** TASK OBJECTIVE **
Identify the lines holding "JSON" and copy them.

** RECORDS SHOWN **
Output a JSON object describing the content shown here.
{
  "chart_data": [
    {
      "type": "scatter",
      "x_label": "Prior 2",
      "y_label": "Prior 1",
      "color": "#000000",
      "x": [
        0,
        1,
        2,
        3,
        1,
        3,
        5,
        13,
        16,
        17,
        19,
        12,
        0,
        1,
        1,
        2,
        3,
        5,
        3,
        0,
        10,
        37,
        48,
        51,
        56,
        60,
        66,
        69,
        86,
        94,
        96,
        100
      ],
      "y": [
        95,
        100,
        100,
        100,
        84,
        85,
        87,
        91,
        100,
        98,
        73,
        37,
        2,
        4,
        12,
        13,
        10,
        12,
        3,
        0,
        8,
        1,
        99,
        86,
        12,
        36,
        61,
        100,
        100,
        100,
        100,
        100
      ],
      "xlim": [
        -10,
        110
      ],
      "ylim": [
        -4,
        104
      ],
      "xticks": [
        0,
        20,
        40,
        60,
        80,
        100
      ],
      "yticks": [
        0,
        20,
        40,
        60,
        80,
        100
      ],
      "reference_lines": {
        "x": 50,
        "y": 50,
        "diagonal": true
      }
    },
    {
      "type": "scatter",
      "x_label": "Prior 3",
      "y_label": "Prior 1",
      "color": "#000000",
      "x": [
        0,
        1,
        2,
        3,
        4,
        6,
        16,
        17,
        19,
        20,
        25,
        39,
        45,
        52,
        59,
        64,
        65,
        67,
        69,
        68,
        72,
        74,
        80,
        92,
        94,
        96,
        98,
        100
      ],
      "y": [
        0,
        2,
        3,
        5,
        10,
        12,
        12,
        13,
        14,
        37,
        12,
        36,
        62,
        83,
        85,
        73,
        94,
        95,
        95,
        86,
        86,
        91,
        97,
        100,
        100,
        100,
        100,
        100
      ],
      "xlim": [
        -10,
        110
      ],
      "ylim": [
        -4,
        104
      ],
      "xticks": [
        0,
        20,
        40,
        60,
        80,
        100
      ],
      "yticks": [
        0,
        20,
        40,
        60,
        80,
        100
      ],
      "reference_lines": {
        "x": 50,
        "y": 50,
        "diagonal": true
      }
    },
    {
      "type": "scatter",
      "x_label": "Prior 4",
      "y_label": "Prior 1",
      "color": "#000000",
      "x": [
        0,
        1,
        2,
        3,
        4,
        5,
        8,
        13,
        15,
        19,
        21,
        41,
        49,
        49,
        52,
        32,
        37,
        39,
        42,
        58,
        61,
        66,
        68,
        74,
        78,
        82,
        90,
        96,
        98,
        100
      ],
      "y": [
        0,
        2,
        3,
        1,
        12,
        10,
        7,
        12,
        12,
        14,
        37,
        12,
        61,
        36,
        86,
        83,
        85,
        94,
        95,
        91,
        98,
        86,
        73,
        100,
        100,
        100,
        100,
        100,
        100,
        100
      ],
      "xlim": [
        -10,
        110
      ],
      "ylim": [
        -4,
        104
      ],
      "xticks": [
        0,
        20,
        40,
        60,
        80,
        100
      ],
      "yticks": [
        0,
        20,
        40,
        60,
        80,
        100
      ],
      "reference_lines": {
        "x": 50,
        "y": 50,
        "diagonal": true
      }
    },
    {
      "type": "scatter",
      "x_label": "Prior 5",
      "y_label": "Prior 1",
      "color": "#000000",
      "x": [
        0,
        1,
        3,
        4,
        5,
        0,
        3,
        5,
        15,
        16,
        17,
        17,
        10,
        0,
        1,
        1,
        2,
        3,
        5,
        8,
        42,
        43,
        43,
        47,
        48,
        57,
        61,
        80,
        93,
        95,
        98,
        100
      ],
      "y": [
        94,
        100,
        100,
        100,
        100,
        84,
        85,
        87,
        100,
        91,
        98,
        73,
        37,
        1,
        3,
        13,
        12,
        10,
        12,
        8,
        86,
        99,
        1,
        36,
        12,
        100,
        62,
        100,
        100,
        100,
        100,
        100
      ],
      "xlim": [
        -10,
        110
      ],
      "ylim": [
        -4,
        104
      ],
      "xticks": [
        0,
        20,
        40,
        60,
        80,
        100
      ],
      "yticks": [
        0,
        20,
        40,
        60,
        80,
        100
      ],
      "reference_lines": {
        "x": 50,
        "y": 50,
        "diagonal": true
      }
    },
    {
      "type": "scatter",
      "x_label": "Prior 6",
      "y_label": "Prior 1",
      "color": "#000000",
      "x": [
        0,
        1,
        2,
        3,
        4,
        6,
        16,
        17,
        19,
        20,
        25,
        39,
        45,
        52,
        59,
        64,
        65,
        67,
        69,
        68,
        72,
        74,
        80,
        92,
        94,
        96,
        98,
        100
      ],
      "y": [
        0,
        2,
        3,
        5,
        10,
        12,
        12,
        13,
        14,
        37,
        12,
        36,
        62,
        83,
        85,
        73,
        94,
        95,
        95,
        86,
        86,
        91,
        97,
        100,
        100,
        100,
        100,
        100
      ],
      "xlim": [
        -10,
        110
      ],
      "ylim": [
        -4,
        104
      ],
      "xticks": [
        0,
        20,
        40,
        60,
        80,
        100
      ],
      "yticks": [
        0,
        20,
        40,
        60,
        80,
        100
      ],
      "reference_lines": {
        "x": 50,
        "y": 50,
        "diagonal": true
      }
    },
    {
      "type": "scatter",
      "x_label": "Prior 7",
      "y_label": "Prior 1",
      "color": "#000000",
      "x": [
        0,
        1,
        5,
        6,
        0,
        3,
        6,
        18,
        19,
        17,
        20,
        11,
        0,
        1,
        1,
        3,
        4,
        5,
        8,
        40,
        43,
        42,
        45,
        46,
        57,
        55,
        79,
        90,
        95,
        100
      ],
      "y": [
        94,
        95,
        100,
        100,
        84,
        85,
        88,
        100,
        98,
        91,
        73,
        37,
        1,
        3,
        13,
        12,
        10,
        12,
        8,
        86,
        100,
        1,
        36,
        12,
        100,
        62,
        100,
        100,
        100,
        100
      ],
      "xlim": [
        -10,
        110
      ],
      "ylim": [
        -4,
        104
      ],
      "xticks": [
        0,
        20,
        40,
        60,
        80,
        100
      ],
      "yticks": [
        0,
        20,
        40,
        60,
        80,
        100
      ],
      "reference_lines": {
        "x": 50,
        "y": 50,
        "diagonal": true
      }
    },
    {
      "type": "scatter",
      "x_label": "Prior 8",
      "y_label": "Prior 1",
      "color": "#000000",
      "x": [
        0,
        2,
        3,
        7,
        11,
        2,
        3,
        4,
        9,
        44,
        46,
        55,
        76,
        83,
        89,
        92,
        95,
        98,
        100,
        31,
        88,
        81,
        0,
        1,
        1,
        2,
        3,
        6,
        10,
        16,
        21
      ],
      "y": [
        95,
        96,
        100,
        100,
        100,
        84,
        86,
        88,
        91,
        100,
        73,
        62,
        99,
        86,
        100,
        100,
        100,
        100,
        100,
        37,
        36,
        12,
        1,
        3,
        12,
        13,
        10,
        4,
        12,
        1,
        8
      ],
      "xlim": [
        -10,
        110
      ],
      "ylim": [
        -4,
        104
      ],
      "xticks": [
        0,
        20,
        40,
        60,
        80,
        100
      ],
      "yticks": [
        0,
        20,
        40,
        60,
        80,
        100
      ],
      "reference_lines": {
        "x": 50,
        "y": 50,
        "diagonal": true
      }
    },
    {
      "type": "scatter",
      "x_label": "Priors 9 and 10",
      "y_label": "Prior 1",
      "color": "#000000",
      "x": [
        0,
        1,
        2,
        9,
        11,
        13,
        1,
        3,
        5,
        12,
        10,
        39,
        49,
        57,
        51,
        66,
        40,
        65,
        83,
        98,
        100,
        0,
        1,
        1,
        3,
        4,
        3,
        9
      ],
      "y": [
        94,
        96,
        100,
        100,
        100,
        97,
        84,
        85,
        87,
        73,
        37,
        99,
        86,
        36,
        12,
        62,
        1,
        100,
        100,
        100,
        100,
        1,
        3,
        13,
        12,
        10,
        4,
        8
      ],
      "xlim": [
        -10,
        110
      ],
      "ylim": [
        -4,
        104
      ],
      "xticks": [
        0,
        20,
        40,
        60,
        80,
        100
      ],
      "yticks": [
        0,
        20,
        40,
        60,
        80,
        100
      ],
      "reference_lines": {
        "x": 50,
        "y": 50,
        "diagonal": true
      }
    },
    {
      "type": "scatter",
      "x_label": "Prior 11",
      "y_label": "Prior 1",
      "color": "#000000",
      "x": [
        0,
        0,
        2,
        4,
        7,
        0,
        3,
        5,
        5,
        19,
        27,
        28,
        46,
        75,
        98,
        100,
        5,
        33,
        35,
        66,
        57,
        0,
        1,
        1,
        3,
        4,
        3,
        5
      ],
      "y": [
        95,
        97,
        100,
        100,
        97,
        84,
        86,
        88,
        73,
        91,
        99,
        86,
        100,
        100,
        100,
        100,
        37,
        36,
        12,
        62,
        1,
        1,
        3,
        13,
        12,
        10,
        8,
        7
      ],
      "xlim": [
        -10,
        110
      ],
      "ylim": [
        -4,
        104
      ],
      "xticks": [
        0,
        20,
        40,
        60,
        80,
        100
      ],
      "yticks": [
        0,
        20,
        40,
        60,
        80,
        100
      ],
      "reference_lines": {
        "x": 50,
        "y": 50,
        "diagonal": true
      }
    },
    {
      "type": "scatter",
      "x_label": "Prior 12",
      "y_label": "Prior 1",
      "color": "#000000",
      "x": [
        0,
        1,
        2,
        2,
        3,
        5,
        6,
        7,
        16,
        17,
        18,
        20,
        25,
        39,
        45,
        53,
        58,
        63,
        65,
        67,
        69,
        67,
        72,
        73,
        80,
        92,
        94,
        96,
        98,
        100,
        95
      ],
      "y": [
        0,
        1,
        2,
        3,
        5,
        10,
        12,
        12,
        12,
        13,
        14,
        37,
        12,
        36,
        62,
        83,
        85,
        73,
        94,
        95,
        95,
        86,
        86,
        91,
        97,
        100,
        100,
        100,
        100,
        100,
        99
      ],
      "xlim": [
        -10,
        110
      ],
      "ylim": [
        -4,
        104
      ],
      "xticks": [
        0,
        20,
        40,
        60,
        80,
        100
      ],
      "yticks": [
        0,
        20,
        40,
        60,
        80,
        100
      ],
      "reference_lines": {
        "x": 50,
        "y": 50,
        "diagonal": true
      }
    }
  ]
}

--

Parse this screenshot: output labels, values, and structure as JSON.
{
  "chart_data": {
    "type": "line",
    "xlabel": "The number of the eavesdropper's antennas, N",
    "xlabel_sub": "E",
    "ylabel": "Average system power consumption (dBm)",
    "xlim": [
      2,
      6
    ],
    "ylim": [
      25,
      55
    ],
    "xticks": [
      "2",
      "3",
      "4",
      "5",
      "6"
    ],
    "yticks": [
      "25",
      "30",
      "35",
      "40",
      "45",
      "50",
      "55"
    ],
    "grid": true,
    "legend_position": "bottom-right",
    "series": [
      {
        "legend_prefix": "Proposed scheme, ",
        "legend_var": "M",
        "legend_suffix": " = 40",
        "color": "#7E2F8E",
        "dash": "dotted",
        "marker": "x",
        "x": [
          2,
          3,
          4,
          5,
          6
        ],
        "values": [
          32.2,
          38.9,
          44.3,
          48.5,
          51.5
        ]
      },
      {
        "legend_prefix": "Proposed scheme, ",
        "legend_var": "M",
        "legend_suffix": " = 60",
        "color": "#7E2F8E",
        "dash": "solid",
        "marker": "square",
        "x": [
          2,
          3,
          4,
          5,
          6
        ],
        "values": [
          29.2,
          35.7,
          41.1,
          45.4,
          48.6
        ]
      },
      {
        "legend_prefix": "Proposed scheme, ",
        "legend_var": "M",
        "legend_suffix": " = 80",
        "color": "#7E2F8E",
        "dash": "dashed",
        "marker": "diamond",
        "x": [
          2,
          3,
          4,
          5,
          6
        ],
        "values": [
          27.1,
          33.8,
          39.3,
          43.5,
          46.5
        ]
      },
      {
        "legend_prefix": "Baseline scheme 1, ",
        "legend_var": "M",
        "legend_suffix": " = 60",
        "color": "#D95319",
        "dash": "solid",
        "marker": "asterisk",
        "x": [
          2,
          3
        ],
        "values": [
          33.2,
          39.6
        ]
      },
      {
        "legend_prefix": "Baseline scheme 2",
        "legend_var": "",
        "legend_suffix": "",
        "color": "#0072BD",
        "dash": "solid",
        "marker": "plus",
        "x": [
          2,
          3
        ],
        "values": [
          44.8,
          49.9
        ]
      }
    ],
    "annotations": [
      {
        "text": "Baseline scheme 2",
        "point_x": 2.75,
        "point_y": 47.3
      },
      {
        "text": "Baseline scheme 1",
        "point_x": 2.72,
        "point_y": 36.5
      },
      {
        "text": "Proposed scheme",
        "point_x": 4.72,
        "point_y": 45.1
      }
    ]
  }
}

...

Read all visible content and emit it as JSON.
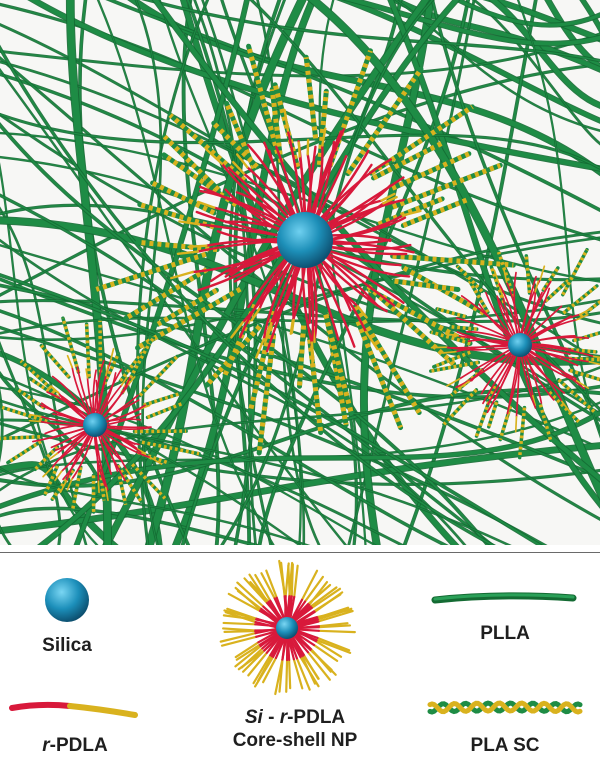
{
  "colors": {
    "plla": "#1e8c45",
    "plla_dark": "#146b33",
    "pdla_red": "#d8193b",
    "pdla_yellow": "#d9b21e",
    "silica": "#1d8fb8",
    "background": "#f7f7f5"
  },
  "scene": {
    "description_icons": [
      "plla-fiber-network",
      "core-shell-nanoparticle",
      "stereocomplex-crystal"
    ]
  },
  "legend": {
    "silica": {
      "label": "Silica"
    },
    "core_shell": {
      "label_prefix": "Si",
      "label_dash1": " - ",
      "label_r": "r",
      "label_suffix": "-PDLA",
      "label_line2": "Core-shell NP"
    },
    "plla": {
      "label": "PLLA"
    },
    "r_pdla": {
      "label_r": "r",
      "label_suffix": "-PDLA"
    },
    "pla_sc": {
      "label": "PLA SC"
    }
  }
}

** RESULT OF THIS TASK **
Output a JSON object describing the content shown here.
Parse this screenshot: output labels, values, and structure as JSON.
Read all visible content and emit it as JSON.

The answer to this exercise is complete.